Task to complete: Count how many lines of the material contain the string "triangle", then give that number and nothing more.

Records provided:
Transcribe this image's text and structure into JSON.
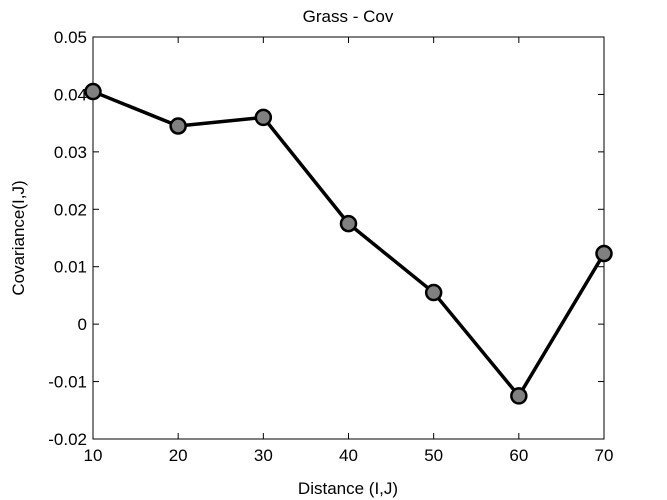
{
  "chart_data": {
    "type": "line",
    "title": "Grass - Cov",
    "xlabel": "Distance (I,J)",
    "ylabel": "Covariance(I,J)",
    "xlim": [
      10,
      70
    ],
    "ylim": [
      -0.02,
      0.05
    ],
    "xticks": [
      10,
      20,
      30,
      40,
      50,
      60,
      70
    ],
    "xtick_labels": [
      "10",
      "20",
      "30",
      "40",
      "50",
      "60",
      "70"
    ],
    "yticks": [
      -0.02,
      -0.01,
      0,
      0.01,
      0.02,
      0.03,
      0.04,
      0.05
    ],
    "ytick_labels": [
      "-0.02",
      "-0.01",
      "0",
      "0.01",
      "0.02",
      "0.03",
      "0.04",
      "0.05"
    ],
    "grid": false,
    "x": [
      10,
      20,
      30,
      40,
      50,
      60,
      70
    ],
    "series": [
      {
        "values": [
          0.0405,
          0.0345,
          0.036,
          0.0175,
          0.0055,
          -0.0125,
          0.0123
        ],
        "line_color": "#000000",
        "marker": "circle",
        "marker_fill": "#808080",
        "marker_edge": "#000000"
      }
    ]
  }
}
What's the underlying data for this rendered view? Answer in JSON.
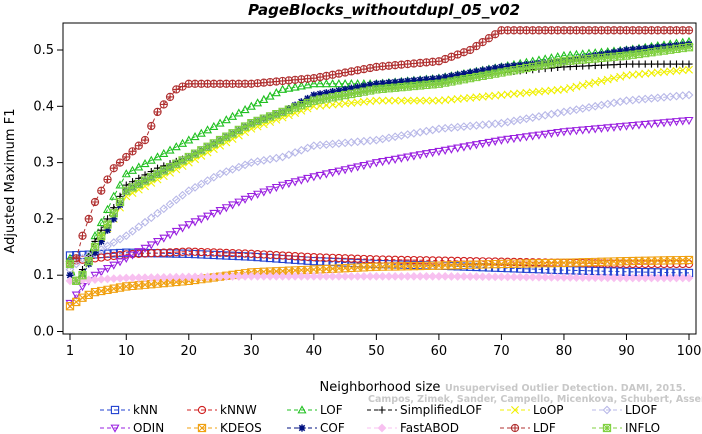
{
  "chart_data": {
    "type": "line",
    "title": "PageBlocks_withoutdupl_05_v02",
    "xlabel": "Neighborhood size",
    "ylabel": "Adjusted Maximum F1",
    "xlim": [
      1,
      100
    ],
    "ylim": [
      0,
      0.55
    ],
    "xticks": [
      1,
      10,
      20,
      30,
      40,
      50,
      60,
      70,
      80,
      90,
      100
    ],
    "yticks": [
      "0.0",
      "0.1",
      "0.2",
      "0.3",
      "0.4",
      "0.5"
    ],
    "grid": false,
    "legend_position": "bottom",
    "watermark": [
      "Unsupervised Outlier Detection. DAMI, 2015.",
      "Campos, Zimek, Sander, Campello, Micenkova, Schubert, Assent, Houle"
    ],
    "series": [
      {
        "name": "kNN",
        "color": "#2040d0",
        "marker": "square",
        "points": [
          [
            1,
            0.135
          ],
          [
            5,
            0.137
          ],
          [
            10,
            0.14
          ],
          [
            20,
            0.138
          ],
          [
            30,
            0.133
          ],
          [
            40,
            0.125
          ],
          [
            50,
            0.12
          ],
          [
            60,
            0.117
          ],
          [
            70,
            0.113
          ],
          [
            80,
            0.109
          ],
          [
            90,
            0.106
          ],
          [
            100,
            0.104
          ]
        ]
      },
      {
        "name": "kNNW",
        "color": "#d02020",
        "marker": "circle",
        "points": [
          [
            1,
            0.125
          ],
          [
            5,
            0.13
          ],
          [
            10,
            0.137
          ],
          [
            20,
            0.142
          ],
          [
            30,
            0.138
          ],
          [
            40,
            0.132
          ],
          [
            50,
            0.128
          ],
          [
            60,
            0.126
          ],
          [
            70,
            0.124
          ],
          [
            80,
            0.122
          ],
          [
            90,
            0.12
          ],
          [
            100,
            0.12
          ]
        ]
      },
      {
        "name": "LOF",
        "color": "#20c020",
        "marker": "triangle-up",
        "points": [
          [
            1,
            0.13
          ],
          [
            2,
            0.09
          ],
          [
            3,
            0.1
          ],
          [
            5,
            0.17
          ],
          [
            8,
            0.24
          ],
          [
            10,
            0.28
          ],
          [
            15,
            0.31
          ],
          [
            20,
            0.34
          ],
          [
            25,
            0.37
          ],
          [
            30,
            0.4
          ],
          [
            35,
            0.43
          ],
          [
            40,
            0.44
          ],
          [
            50,
            0.44
          ],
          [
            60,
            0.45
          ],
          [
            70,
            0.47
          ],
          [
            80,
            0.49
          ],
          [
            90,
            0.5
          ],
          [
            100,
            0.515
          ]
        ]
      },
      {
        "name": "SimplifiedLOF",
        "color": "#000000",
        "marker": "plus",
        "points": [
          [
            1,
            0.12
          ],
          [
            2,
            0.09
          ],
          [
            3,
            0.11
          ],
          [
            5,
            0.16
          ],
          [
            8,
            0.22
          ],
          [
            10,
            0.26
          ],
          [
            15,
            0.29
          ],
          [
            20,
            0.31
          ],
          [
            25,
            0.34
          ],
          [
            30,
            0.37
          ],
          [
            35,
            0.39
          ],
          [
            40,
            0.41
          ],
          [
            50,
            0.43
          ],
          [
            60,
            0.44
          ],
          [
            70,
            0.46
          ],
          [
            80,
            0.47
          ],
          [
            90,
            0.475
          ],
          [
            100,
            0.475
          ]
        ]
      },
      {
        "name": "LoOP",
        "color": "#f0f000",
        "marker": "x",
        "points": [
          [
            1,
            0.12
          ],
          [
            2,
            0.09
          ],
          [
            3,
            0.1
          ],
          [
            5,
            0.15
          ],
          [
            8,
            0.2
          ],
          [
            10,
            0.24
          ],
          [
            15,
            0.27
          ],
          [
            20,
            0.3
          ],
          [
            25,
            0.33
          ],
          [
            30,
            0.36
          ],
          [
            35,
            0.38
          ],
          [
            40,
            0.4
          ],
          [
            50,
            0.41
          ],
          [
            60,
            0.41
          ],
          [
            70,
            0.42
          ],
          [
            80,
            0.43
          ],
          [
            90,
            0.455
          ],
          [
            100,
            0.465
          ]
        ]
      },
      {
        "name": "LDOF",
        "color": "#b8b8e8",
        "marker": "diamond",
        "points": [
          [
            1,
            0.11
          ],
          [
            3,
            0.13
          ],
          [
            5,
            0.14
          ],
          [
            10,
            0.17
          ],
          [
            15,
            0.21
          ],
          [
            20,
            0.25
          ],
          [
            25,
            0.28
          ],
          [
            30,
            0.3
          ],
          [
            35,
            0.31
          ],
          [
            40,
            0.33
          ],
          [
            50,
            0.34
          ],
          [
            60,
            0.36
          ],
          [
            70,
            0.37
          ],
          [
            80,
            0.39
          ],
          [
            90,
            0.41
          ],
          [
            100,
            0.42
          ]
        ]
      },
      {
        "name": "ODIN",
        "color": "#9a20e0",
        "marker": "triangle-down",
        "points": [
          [
            1,
            0.05
          ],
          [
            3,
            0.08
          ],
          [
            5,
            0.1
          ],
          [
            10,
            0.13
          ],
          [
            15,
            0.16
          ],
          [
            20,
            0.19
          ],
          [
            25,
            0.215
          ],
          [
            30,
            0.24
          ],
          [
            35,
            0.26
          ],
          [
            40,
            0.275
          ],
          [
            50,
            0.3
          ],
          [
            60,
            0.32
          ],
          [
            70,
            0.34
          ],
          [
            80,
            0.355
          ],
          [
            90,
            0.365
          ],
          [
            100,
            0.375
          ]
        ]
      },
      {
        "name": "KDEOS",
        "color": "#f0a010",
        "marker": "square-x",
        "points": [
          [
            1,
            0.045
          ],
          [
            3,
            0.06
          ],
          [
            5,
            0.07
          ],
          [
            10,
            0.08
          ],
          [
            20,
            0.09
          ],
          [
            30,
            0.105
          ],
          [
            40,
            0.11
          ],
          [
            50,
            0.115
          ],
          [
            60,
            0.117
          ],
          [
            70,
            0.12
          ],
          [
            80,
            0.122
          ],
          [
            90,
            0.125
          ],
          [
            100,
            0.127
          ]
        ]
      },
      {
        "name": "COF",
        "color": "#001080",
        "marker": "asterisk",
        "points": [
          [
            1,
            0.1
          ],
          [
            2,
            0.09
          ],
          [
            3,
            0.1
          ],
          [
            5,
            0.14
          ],
          [
            8,
            0.2
          ],
          [
            10,
            0.25
          ],
          [
            15,
            0.28
          ],
          [
            20,
            0.31
          ],
          [
            25,
            0.34
          ],
          [
            30,
            0.37
          ],
          [
            35,
            0.39
          ],
          [
            40,
            0.42
          ],
          [
            50,
            0.44
          ],
          [
            60,
            0.45
          ],
          [
            70,
            0.47
          ],
          [
            80,
            0.48
          ],
          [
            90,
            0.5
          ],
          [
            100,
            0.51
          ]
        ]
      },
      {
        "name": "FastABOD",
        "color": "#f8c0f0",
        "marker": "diamond-filled",
        "points": [
          [
            1,
            0.09
          ],
          [
            10,
            0.095
          ],
          [
            20,
            0.097
          ],
          [
            30,
            0.098
          ],
          [
            40,
            0.098
          ],
          [
            50,
            0.098
          ],
          [
            60,
            0.098
          ],
          [
            70,
            0.097
          ],
          [
            80,
            0.096
          ],
          [
            90,
            0.095
          ],
          [
            100,
            0.095
          ]
        ]
      },
      {
        "name": "LDF",
        "color": "#b03030",
        "marker": "circle-plus",
        "points": [
          [
            1,
            0.12
          ],
          [
            2,
            0.13
          ],
          [
            3,
            0.17
          ],
          [
            5,
            0.23
          ],
          [
            8,
            0.29
          ],
          [
            10,
            0.31
          ],
          [
            13,
            0.34
          ],
          [
            15,
            0.39
          ],
          [
            18,
            0.43
          ],
          [
            20,
            0.44
          ],
          [
            30,
            0.44
          ],
          [
            40,
            0.45
          ],
          [
            50,
            0.47
          ],
          [
            60,
            0.48
          ],
          [
            65,
            0.5
          ],
          [
            70,
            0.535
          ],
          [
            80,
            0.535
          ],
          [
            90,
            0.535
          ],
          [
            100,
            0.535
          ]
        ]
      },
      {
        "name": "INFLO",
        "color": "#80d040",
        "marker": "square-cross",
        "points": [
          [
            1,
            0.12
          ],
          [
            2,
            0.09
          ],
          [
            3,
            0.1
          ],
          [
            5,
            0.15
          ],
          [
            8,
            0.21
          ],
          [
            10,
            0.25
          ],
          [
            15,
            0.28
          ],
          [
            20,
            0.31
          ],
          [
            25,
            0.34
          ],
          [
            30,
            0.37
          ],
          [
            35,
            0.39
          ],
          [
            40,
            0.41
          ],
          [
            50,
            0.43
          ],
          [
            60,
            0.44
          ],
          [
            70,
            0.46
          ],
          [
            80,
            0.48
          ],
          [
            90,
            0.49
          ],
          [
            100,
            0.505
          ]
        ]
      }
    ]
  }
}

Completed task: 2